> _EXERCISE OBJECTIVE_
Output each entry below as it stands, leaving out every picture.

> _INPUT FOR THIS TASK_
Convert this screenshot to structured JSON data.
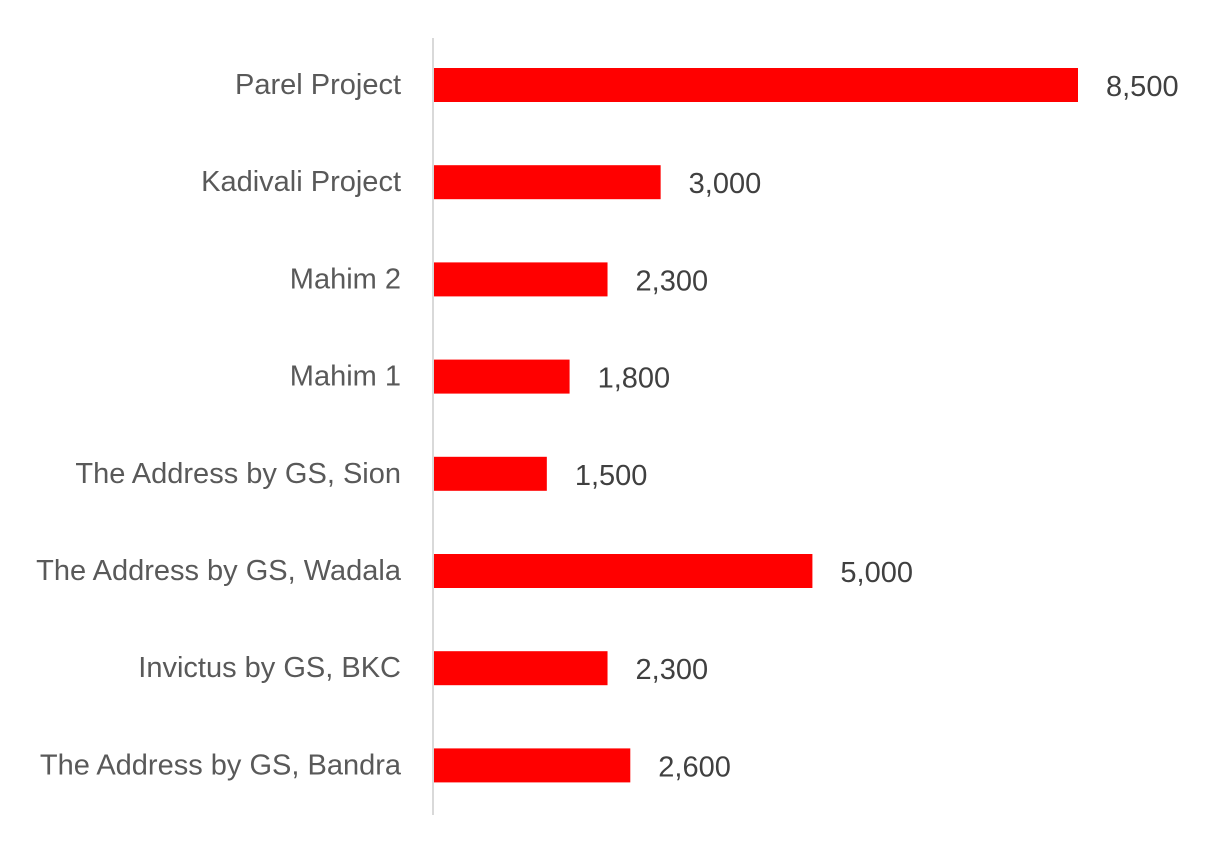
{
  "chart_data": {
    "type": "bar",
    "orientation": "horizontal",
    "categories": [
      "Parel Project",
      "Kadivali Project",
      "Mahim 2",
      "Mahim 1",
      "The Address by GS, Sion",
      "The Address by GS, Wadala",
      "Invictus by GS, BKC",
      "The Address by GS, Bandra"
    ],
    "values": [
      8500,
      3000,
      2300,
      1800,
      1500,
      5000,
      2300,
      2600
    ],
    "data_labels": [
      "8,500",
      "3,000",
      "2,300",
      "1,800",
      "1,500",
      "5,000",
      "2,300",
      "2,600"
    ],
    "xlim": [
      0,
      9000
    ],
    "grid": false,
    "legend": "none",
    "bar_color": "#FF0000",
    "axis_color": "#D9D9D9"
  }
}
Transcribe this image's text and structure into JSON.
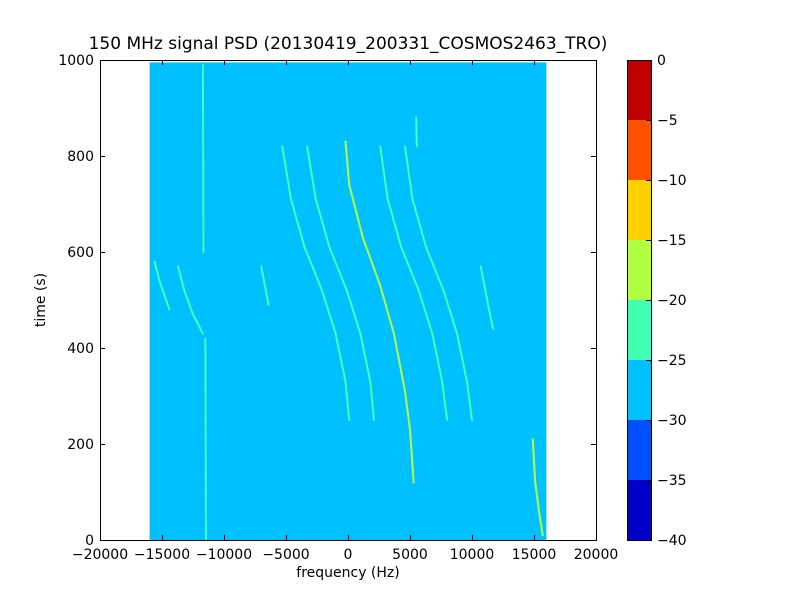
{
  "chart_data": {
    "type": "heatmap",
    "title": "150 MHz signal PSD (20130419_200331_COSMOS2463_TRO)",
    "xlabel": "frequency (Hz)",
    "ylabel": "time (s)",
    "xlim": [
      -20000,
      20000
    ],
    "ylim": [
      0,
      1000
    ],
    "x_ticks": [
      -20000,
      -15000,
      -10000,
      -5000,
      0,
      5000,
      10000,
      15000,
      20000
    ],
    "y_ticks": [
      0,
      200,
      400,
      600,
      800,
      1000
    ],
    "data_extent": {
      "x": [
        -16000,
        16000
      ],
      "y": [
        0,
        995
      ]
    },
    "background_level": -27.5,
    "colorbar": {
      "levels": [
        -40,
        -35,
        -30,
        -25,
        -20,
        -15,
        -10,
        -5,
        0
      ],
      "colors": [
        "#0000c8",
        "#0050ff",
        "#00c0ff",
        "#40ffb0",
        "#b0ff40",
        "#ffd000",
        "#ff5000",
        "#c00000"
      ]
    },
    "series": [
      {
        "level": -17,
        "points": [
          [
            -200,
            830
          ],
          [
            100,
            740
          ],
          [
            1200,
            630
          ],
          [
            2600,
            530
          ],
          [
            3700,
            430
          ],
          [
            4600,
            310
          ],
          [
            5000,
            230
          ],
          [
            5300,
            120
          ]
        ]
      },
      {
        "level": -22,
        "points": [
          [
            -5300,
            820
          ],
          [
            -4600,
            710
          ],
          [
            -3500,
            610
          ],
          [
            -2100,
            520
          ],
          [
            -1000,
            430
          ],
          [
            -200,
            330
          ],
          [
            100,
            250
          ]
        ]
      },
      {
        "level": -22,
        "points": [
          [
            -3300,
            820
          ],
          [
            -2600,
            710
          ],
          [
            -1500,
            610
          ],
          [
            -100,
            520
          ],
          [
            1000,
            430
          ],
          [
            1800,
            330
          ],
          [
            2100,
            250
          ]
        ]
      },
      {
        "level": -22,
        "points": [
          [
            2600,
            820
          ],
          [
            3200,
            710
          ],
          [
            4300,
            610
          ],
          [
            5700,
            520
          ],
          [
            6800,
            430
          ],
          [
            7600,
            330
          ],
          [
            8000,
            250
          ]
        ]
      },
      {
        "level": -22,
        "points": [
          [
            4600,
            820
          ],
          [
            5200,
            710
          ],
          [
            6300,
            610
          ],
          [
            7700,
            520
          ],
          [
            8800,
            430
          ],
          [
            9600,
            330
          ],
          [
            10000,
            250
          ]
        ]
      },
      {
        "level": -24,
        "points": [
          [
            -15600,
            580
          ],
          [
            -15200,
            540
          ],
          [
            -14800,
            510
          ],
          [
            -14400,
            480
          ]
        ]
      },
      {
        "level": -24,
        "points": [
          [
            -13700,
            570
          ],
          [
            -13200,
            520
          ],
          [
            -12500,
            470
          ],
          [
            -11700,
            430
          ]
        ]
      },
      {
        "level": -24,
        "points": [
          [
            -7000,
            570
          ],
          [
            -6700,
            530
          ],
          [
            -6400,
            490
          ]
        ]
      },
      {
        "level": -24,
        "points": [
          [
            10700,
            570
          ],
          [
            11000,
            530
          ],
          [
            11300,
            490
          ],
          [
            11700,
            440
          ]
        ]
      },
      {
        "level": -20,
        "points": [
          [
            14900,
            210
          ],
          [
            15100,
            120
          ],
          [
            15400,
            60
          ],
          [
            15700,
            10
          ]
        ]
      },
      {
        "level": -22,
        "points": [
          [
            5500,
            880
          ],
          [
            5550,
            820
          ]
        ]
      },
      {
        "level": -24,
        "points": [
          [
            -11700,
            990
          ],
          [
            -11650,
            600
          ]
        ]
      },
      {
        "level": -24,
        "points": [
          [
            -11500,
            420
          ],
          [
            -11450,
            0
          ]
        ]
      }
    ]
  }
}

> _TASK RESULT_
Convert this screenshot to structured JSON data.
{
  "chart_data": {
    "type": "bar",
    "orientation": "horizontal",
    "categories": [
      "Parel Project",
      "Kadivali Project",
      "Mahim 2",
      "Mahim 1",
      "The Address by GS, Sion",
      "The Address by GS, Wadala",
      "Invictus by GS, BKC",
      "The Address by GS, Bandra"
    ],
    "values": [
      8500,
      3000,
      2300,
      1800,
      1500,
      5000,
      2300,
      2600
    ],
    "data_labels": [
      "8,500",
      "3,000",
      "2,300",
      "1,800",
      "1,500",
      "5,000",
      "2,300",
      "2,600"
    ],
    "xlim": [
      0,
      9000
    ],
    "grid": false,
    "legend": "none",
    "bar_color": "#FF0000",
    "axis_color": "#D9D9D9"
  }
}
Transcribe this image's text and structure into JSON.
{
  "chart_data": {
    "type": "heatmap",
    "title": "150 MHz signal PSD (20130419_200331_COSMOS2463_TRO)",
    "xlabel": "frequency (Hz)",
    "ylabel": "time (s)",
    "xlim": [
      -20000,
      20000
    ],
    "ylim": [
      0,
      1000
    ],
    "x_ticks": [
      -20000,
      -15000,
      -10000,
      -5000,
      0,
      5000,
      10000,
      15000,
      20000
    ],
    "y_ticks": [
      0,
      200,
      400,
      600,
      800,
      1000
    ],
    "data_extent": {
      "x": [
        -16000,
        16000
      ],
      "y": [
        0,
        995
      ]
    },
    "background_level": -27.5,
    "colorbar": {
      "levels": [
        -40,
        -35,
        -30,
        -25,
        -20,
        -15,
        -10,
        -5,
        0
      ],
      "colors": [
        "#0000c8",
        "#0050ff",
        "#00c0ff",
        "#40ffb0",
        "#b0ff40",
        "#ffd000",
        "#ff5000",
        "#c00000"
      ]
    },
    "series": [
      {
        "level": -17,
        "points": [
          [
            -200,
            830
          ],
          [
            100,
            740
          ],
          [
            1200,
            630
          ],
          [
            2600,
            530
          ],
          [
            3700,
            430
          ],
          [
            4600,
            310
          ],
          [
            5000,
            230
          ],
          [
            5300,
            120
          ]
        ]
      },
      {
        "level": -22,
        "points": [
          [
            -5300,
            820
          ],
          [
            -4600,
            710
          ],
          [
            -3500,
            610
          ],
          [
            -2100,
            520
          ],
          [
            -1000,
            430
          ],
          [
            -200,
            330
          ],
          [
            100,
            250
          ]
        ]
      },
      {
        "level": -22,
        "points": [
          [
            -3300,
            820
          ],
          [
            -2600,
            710
          ],
          [
            -1500,
            610
          ],
          [
            -100,
            520
          ],
          [
            1000,
            430
          ],
          [
            1800,
            330
          ],
          [
            2100,
            250
          ]
        ]
      },
      {
        "level": -22,
        "points": [
          [
            2600,
            820
          ],
          [
            3200,
            710
          ],
          [
            4300,
            610
          ],
          [
            5700,
            520
          ],
          [
            6800,
            430
          ],
          [
            7600,
            330
          ],
          [
            8000,
            250
          ]
        ]
      },
      {
        "level": -22,
        "points": [
          [
            4600,
            820
          ],
          [
            5200,
            710
          ],
          [
            6300,
            610
          ],
          [
            7700,
            520
          ],
          [
            8800,
            430
          ],
          [
            9600,
            330
          ],
          [
            10000,
            250
          ]
        ]
      },
      {
        "level": -24,
        "points": [
          [
            -15600,
            580
          ],
          [
            -15200,
            540
          ],
          [
            -14800,
            510
          ],
          [
            -14400,
            480
          ]
        ]
      },
      {
        "level": -24,
        "points": [
          [
            -13700,
            570
          ],
          [
            -13200,
            520
          ],
          [
            -12500,
            470
          ],
          [
            -11700,
            430
          ]
        ]
      },
      {
        "level": -24,
        "points": [
          [
            -7000,
            570
          ],
          [
            -6700,
            530
          ],
          [
            -6400,
            490
          ]
        ]
      },
      {
        "level": -24,
        "points": [
          [
            10700,
            570
          ],
          [
            11000,
            530
          ],
          [
            11300,
            490
          ],
          [
            11700,
            440
          ]
        ]
      },
      {
        "level": -20,
        "points": [
          [
            14900,
            210
          ],
          [
            15100,
            120
          ],
          [
            15400,
            60
          ],
          [
            15700,
            10
          ]
        ]
      },
      {
        "level": -22,
        "points": [
          [
            5500,
            880
          ],
          [
            5550,
            820
          ]
        ]
      },
      {
        "level": -24,
        "points": [
          [
            -11700,
            990
          ],
          [
            -11650,
            600
          ]
        ]
      },
      {
        "level": -24,
        "points": [
          [
            -11500,
            420
          ],
          [
            -11450,
            0
          ]
        ]
      }
    ]
  }
}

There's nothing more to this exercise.